Problem details:
Retype all the records with nothing changed.
***** Data for the task
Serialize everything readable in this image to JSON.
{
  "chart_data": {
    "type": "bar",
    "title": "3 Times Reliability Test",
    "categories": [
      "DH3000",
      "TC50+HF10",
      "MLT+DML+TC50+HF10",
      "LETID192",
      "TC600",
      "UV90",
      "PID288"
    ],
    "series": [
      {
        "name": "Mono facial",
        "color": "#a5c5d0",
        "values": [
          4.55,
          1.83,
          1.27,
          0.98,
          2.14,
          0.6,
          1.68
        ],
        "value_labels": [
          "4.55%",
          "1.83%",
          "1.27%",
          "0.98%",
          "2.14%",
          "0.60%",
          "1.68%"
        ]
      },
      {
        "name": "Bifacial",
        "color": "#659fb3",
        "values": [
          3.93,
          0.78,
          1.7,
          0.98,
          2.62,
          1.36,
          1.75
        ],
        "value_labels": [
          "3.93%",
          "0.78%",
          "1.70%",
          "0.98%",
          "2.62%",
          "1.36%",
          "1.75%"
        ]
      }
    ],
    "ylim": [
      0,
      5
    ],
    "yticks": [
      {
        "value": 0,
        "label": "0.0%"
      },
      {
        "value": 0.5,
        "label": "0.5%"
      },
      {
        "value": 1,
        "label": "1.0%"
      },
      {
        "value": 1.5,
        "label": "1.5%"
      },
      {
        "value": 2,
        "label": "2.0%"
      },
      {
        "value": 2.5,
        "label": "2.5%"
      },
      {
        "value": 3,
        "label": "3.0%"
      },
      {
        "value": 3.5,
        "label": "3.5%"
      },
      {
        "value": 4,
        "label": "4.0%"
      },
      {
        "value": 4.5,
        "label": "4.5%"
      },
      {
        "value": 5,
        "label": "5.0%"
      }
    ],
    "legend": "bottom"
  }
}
**********
Exercise response:
Serialize everything readable in this image to JSON.
{
  "chart_data": {
    "type": "bar",
    "title": "3 Times Reliability Test",
    "categories": [
      "DH3000",
      "TC50+HF10",
      "MLT+DML+TC50+HF10",
      "LETID192",
      "TC600",
      "UV90",
      "PID288"
    ],
    "series": [
      {
        "name": "Mono facial",
        "color": "#a5c5d0",
        "values": [
          4.55,
          1.83,
          1.27,
          0.98,
          2.14,
          0.6,
          1.68
        ],
        "value_labels": [
          "4.55%",
          "1.83%",
          "1.27%",
          "0.98%",
          "2.14%",
          "0.60%",
          "1.68%"
        ]
      },
      {
        "name": "Bifacial",
        "color": "#659fb3",
        "values": [
          3.93,
          0.78,
          1.7,
          0.98,
          2.62,
          1.36,
          1.75
        ],
        "value_labels": [
          "3.93%",
          "0.78%",
          "1.70%",
          "0.98%",
          "2.62%",
          "1.36%",
          "1.75%"
        ]
      }
    ],
    "ylim": [
      0,
      5
    ],
    "yticks": [
      {
        "value": 0,
        "label": "0.0%"
      },
      {
        "value": 0.5,
        "label": "0.5%"
      },
      {
        "value": 1,
        "label": "1.0%"
      },
      {
        "value": 1.5,
        "label": "1.5%"
      },
      {
        "value": 2,
        "label": "2.0%"
      },
      {
        "value": 2.5,
        "label": "2.5%"
      },
      {
        "value": 3,
        "label": "3.0%"
      },
      {
        "value": 3.5,
        "label": "3.5%"
      },
      {
        "value": 4,
        "label": "4.0%"
      },
      {
        "value": 4.5,
        "label": "4.5%"
      },
      {
        "value": 5,
        "label": "5.0%"
      }
    ],
    "legend": "bottom"
  }
}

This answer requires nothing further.